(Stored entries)
---
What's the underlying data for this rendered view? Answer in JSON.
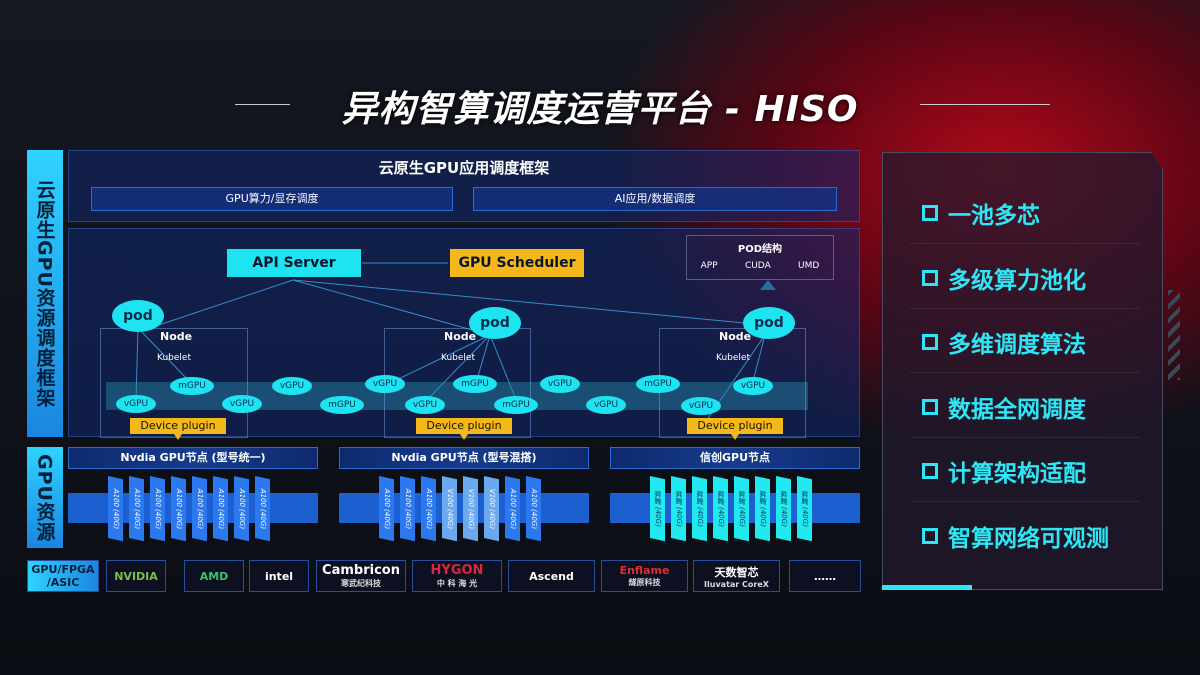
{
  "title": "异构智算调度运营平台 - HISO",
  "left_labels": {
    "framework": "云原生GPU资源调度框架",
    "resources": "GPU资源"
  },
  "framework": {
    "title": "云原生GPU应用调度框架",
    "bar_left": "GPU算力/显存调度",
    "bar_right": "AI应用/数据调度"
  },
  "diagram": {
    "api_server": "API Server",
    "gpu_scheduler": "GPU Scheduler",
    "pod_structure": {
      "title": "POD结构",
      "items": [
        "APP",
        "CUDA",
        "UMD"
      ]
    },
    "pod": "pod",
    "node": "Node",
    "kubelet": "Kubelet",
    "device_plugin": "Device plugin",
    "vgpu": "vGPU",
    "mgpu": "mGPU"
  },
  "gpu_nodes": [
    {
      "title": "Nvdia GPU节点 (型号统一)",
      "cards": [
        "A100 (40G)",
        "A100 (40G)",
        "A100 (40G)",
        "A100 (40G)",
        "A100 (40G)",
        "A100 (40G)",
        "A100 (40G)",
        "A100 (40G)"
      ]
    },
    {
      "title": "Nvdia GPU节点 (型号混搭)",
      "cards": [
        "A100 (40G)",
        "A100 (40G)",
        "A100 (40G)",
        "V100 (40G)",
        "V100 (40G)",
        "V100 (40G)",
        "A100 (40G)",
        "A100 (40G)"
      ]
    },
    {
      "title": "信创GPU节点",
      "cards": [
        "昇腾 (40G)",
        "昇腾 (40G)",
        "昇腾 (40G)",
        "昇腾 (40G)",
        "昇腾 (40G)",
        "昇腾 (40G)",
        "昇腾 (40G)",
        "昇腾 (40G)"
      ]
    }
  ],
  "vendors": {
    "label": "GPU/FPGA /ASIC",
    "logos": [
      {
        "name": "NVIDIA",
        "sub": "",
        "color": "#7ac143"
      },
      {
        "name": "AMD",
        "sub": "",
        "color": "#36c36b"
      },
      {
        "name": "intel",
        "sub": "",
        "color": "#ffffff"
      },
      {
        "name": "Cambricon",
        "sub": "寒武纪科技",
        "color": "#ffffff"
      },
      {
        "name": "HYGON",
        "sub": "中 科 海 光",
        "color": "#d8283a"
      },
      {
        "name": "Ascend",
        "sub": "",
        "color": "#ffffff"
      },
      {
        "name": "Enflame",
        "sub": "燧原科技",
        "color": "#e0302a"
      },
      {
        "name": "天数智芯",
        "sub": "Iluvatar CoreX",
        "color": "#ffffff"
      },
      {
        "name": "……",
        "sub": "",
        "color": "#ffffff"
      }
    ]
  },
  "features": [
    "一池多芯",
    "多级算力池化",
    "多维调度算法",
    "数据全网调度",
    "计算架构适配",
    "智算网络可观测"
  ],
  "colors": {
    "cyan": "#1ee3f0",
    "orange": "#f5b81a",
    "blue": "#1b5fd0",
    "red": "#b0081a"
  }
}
---
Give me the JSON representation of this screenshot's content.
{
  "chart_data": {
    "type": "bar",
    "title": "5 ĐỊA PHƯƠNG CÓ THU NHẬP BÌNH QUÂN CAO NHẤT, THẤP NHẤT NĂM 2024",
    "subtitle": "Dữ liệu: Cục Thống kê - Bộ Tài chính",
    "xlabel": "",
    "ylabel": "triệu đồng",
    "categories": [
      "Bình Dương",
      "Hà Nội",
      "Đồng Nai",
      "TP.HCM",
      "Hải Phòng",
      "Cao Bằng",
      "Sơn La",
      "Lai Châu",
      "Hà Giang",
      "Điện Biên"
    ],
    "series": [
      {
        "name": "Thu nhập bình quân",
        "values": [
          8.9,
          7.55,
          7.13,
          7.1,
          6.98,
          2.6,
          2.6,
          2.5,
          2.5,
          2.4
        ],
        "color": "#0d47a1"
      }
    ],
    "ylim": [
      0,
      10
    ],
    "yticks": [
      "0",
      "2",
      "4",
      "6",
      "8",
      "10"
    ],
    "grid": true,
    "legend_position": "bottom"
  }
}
---
__GOAL__.
Scan the material line by line and report each one that contains "this".

__EXPECTED ANSWER__.
What's the underlying data for this rendered view? Answer in JSON.
Give me the JSON representation of this screenshot's content.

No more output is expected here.